PROBLEM DESCRIPTION
Return all the data below as it stands, minus the pictures.

RECORDED DATA
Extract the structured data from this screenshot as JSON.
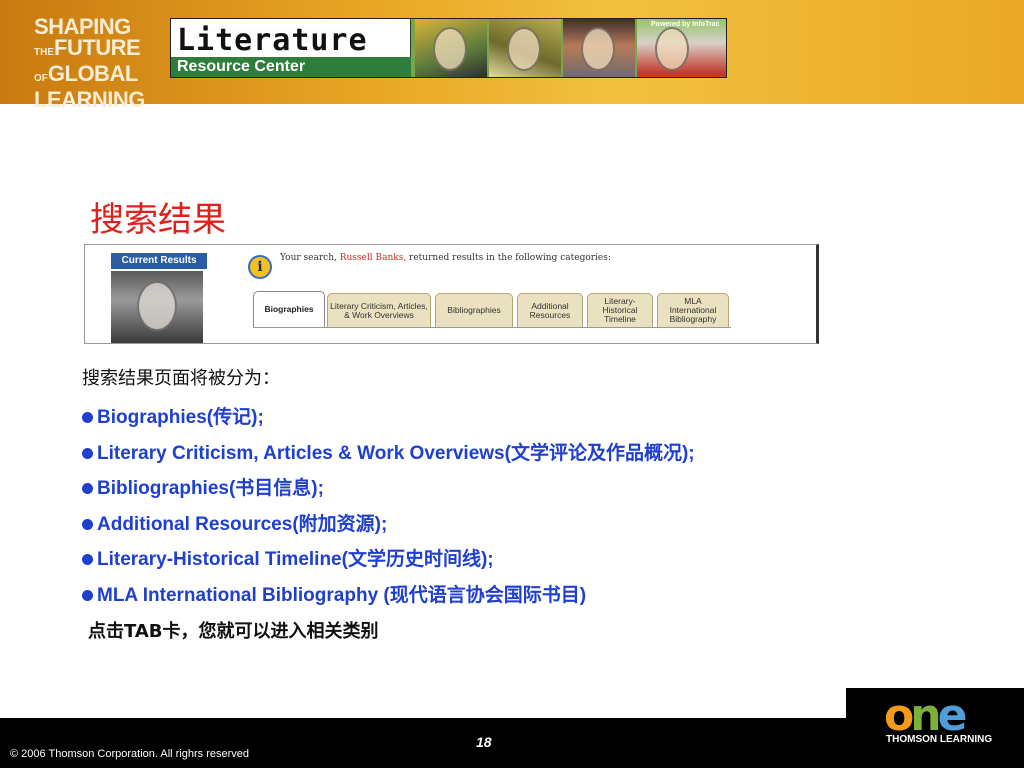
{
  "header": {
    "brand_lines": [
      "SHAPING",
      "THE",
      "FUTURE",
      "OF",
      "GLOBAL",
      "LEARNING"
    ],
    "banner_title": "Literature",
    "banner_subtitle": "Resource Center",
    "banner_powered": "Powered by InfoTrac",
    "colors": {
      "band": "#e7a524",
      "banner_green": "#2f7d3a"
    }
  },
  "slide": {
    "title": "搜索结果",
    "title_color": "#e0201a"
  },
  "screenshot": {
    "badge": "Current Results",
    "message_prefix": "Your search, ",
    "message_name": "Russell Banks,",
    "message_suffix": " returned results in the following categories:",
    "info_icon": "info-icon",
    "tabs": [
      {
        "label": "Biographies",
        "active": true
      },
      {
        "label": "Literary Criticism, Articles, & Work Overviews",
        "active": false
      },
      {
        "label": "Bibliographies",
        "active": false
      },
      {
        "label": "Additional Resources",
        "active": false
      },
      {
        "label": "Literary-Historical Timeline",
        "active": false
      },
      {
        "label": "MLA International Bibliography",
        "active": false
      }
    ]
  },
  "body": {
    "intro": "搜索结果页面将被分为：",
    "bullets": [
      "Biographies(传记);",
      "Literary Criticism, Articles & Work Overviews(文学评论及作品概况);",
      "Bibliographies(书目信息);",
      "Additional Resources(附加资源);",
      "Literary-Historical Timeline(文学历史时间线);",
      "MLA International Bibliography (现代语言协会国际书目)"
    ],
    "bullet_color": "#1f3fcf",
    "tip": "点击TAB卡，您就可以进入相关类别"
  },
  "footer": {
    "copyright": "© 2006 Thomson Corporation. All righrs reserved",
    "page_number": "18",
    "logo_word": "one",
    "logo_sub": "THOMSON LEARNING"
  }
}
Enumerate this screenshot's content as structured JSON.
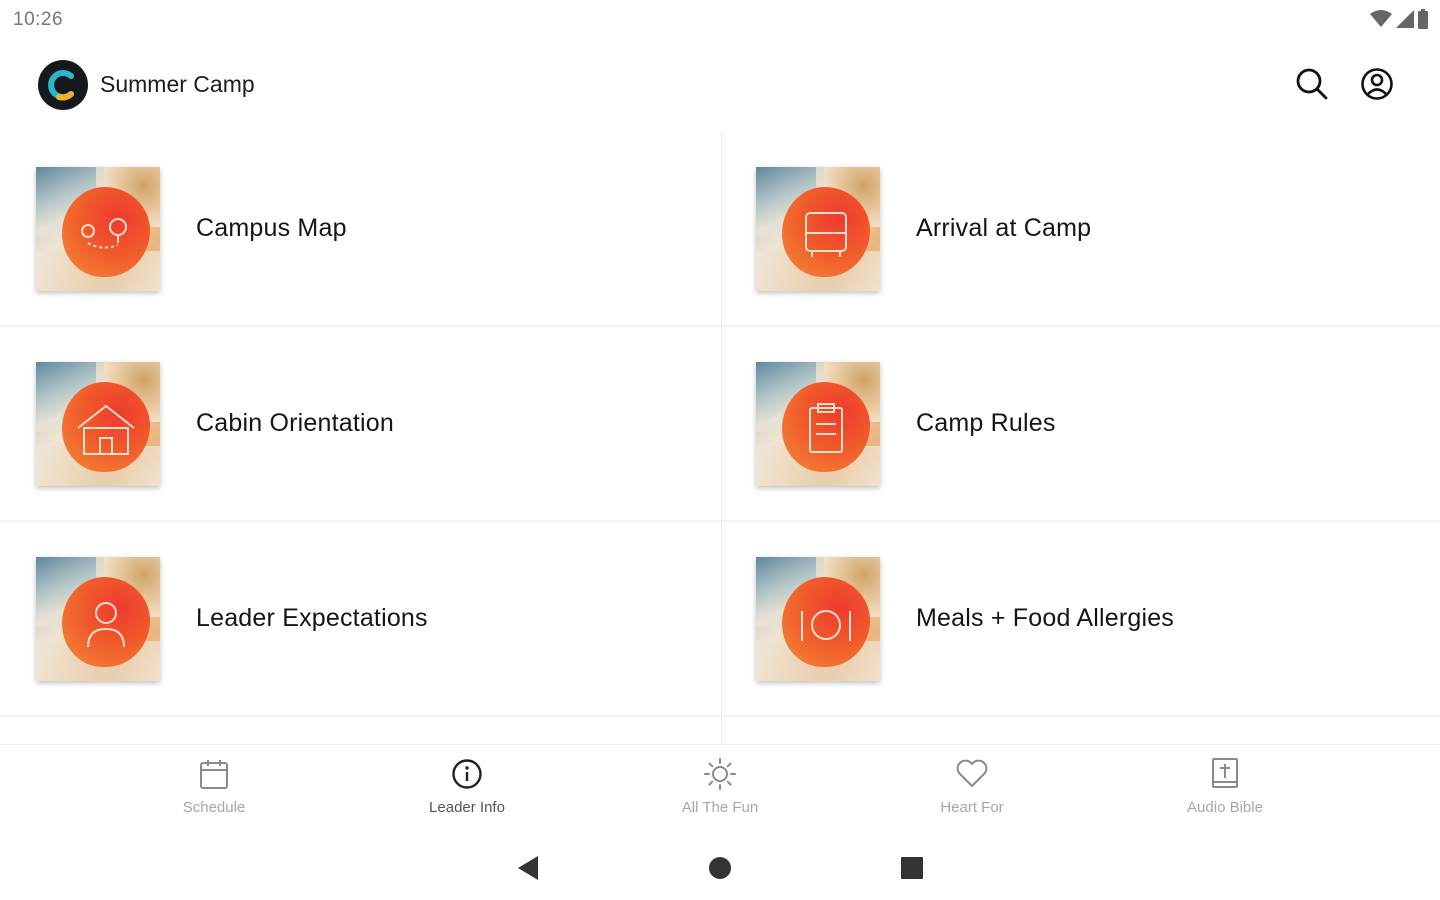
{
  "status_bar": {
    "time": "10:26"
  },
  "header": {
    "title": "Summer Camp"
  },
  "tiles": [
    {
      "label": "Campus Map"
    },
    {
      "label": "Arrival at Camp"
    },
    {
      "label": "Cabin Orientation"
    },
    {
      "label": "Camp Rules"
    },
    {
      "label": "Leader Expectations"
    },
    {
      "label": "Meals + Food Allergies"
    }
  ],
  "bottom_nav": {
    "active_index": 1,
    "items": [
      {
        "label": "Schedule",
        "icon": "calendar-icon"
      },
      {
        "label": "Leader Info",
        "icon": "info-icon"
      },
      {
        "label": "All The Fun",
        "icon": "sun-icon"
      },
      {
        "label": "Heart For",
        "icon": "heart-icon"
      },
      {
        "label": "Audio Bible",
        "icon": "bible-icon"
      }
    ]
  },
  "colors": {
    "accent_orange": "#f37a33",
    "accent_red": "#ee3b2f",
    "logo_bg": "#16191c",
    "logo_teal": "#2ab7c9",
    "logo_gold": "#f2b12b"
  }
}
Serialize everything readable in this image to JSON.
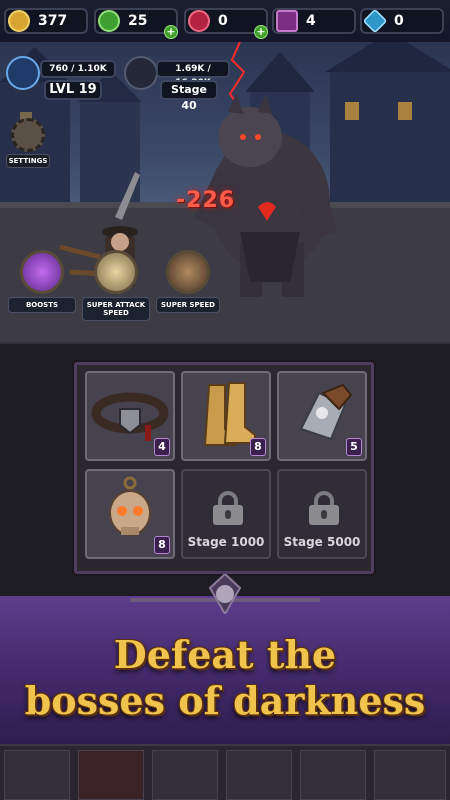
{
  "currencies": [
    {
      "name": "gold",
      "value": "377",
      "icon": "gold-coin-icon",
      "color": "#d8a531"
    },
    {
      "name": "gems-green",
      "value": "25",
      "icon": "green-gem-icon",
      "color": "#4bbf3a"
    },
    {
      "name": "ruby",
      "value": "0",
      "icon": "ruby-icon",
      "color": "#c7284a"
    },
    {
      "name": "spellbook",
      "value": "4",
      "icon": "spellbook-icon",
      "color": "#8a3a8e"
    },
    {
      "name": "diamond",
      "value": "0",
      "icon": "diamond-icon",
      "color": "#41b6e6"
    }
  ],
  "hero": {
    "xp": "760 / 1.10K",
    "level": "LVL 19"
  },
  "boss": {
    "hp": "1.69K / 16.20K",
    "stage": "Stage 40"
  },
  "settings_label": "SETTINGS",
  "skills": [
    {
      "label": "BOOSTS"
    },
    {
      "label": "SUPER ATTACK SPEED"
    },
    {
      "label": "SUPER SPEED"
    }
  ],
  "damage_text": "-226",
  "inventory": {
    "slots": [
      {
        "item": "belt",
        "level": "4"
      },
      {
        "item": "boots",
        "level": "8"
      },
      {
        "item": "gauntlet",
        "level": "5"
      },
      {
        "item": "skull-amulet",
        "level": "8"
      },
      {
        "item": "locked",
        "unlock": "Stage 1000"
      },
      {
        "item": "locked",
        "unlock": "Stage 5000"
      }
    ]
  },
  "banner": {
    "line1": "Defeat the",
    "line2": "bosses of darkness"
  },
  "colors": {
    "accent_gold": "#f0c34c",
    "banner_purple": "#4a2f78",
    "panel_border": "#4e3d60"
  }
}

CORRECT ANSWER
Extract the structured data from this screenshot as JSON.
{
  "header": {
    "brand_lines": [
      "SHAPING",
      "THE",
      "FUTURE",
      "OF",
      "GLOBAL",
      "LEARNING"
    ],
    "banner_title": "Literature",
    "banner_subtitle": "Resource Center",
    "banner_powered": "Powered by InfoTrac",
    "colors": {
      "band": "#e7a524",
      "banner_green": "#2f7d3a"
    }
  },
  "slide": {
    "title": "搜索结果",
    "title_color": "#e0201a"
  },
  "screenshot": {
    "badge": "Current Results",
    "message_prefix": "Your search, ",
    "message_name": "Russell Banks,",
    "message_suffix": " returned results in the following categories:",
    "info_icon": "info-icon",
    "tabs": [
      {
        "label": "Biographies",
        "active": true
      },
      {
        "label": "Literary Criticism, Articles, & Work Overviews",
        "active": false
      },
      {
        "label": "Bibliographies",
        "active": false
      },
      {
        "label": "Additional Resources",
        "active": false
      },
      {
        "label": "Literary-Historical Timeline",
        "active": false
      },
      {
        "label": "MLA International Bibliography",
        "active": false
      }
    ]
  },
  "body": {
    "intro": "搜索结果页面将被分为：",
    "bullets": [
      "Biographies(传记);",
      "Literary Criticism, Articles & Work Overviews(文学评论及作品概况);",
      "Bibliographies(书目信息);",
      "Additional Resources(附加资源);",
      "Literary-Historical Timeline(文学历史时间线);",
      "MLA International Bibliography (现代语言协会国际书目)"
    ],
    "bullet_color": "#1f3fcf",
    "tip": "点击TAB卡，您就可以进入相关类别"
  },
  "footer": {
    "copyright": "© 2006 Thomson Corporation. All righrs reserved",
    "page_number": "18",
    "logo_word": "one",
    "logo_sub": "THOMSON LEARNING"
  }
}
Enumerate this screenshot's content as structured JSON.
{
  "status_bar": {
    "time": "10:26"
  },
  "header": {
    "title": "Summer Camp"
  },
  "tiles": [
    {
      "label": "Campus Map"
    },
    {
      "label": "Arrival at Camp"
    },
    {
      "label": "Cabin Orientation"
    },
    {
      "label": "Camp Rules"
    },
    {
      "label": "Leader Expectations"
    },
    {
      "label": "Meals + Food Allergies"
    }
  ],
  "bottom_nav": {
    "active_index": 1,
    "items": [
      {
        "label": "Schedule",
        "icon": "calendar-icon"
      },
      {
        "label": "Leader Info",
        "icon": "info-icon"
      },
      {
        "label": "All The Fun",
        "icon": "sun-icon"
      },
      {
        "label": "Heart For",
        "icon": "heart-icon"
      },
      {
        "label": "Audio Bible",
        "icon": "bible-icon"
      }
    ]
  },
  "colors": {
    "accent_orange": "#f37a33",
    "accent_red": "#ee3b2f",
    "logo_bg": "#16191c",
    "logo_teal": "#2ab7c9",
    "logo_gold": "#f2b12b"
  }
}
Serialize everything readable in this image to JSON.
{
  "currencies": [
    {
      "name": "gold",
      "value": "377",
      "icon": "gold-coin-icon",
      "color": "#d8a531"
    },
    {
      "name": "gems-green",
      "value": "25",
      "icon": "green-gem-icon",
      "color": "#4bbf3a"
    },
    {
      "name": "ruby",
      "value": "0",
      "icon": "ruby-icon",
      "color": "#c7284a"
    },
    {
      "name": "spellbook",
      "value": "4",
      "icon": "spellbook-icon",
      "color": "#8a3a8e"
    },
    {
      "name": "diamond",
      "value": "0",
      "icon": "diamond-icon",
      "color": "#41b6e6"
    }
  ],
  "hero": {
    "xp": "760 / 1.10K",
    "level": "LVL 19"
  },
  "boss": {
    "hp": "1.69K / 16.20K",
    "stage": "Stage 40"
  },
  "settings_label": "SETTINGS",
  "skills": [
    {
      "label": "BOOSTS"
    },
    {
      "label": "SUPER ATTACK SPEED"
    },
    {
      "label": "SUPER SPEED"
    }
  ],
  "damage_text": "-226",
  "inventory": {
    "slots": [
      {
        "item": "belt",
        "level": "4"
      },
      {
        "item": "boots",
        "level": "8"
      },
      {
        "item": "gauntlet",
        "level": "5"
      },
      {
        "item": "skull-amulet",
        "level": "8"
      },
      {
        "item": "locked",
        "unlock": "Stage 1000"
      },
      {
        "item": "locked",
        "unlock": "Stage 5000"
      }
    ]
  },
  "banner": {
    "line1": "Defeat the",
    "line2": "bosses of darkness"
  },
  "colors": {
    "accent_gold": "#f0c34c",
    "banner_purple": "#4a2f78",
    "panel_border": "#4e3d60"
  }
}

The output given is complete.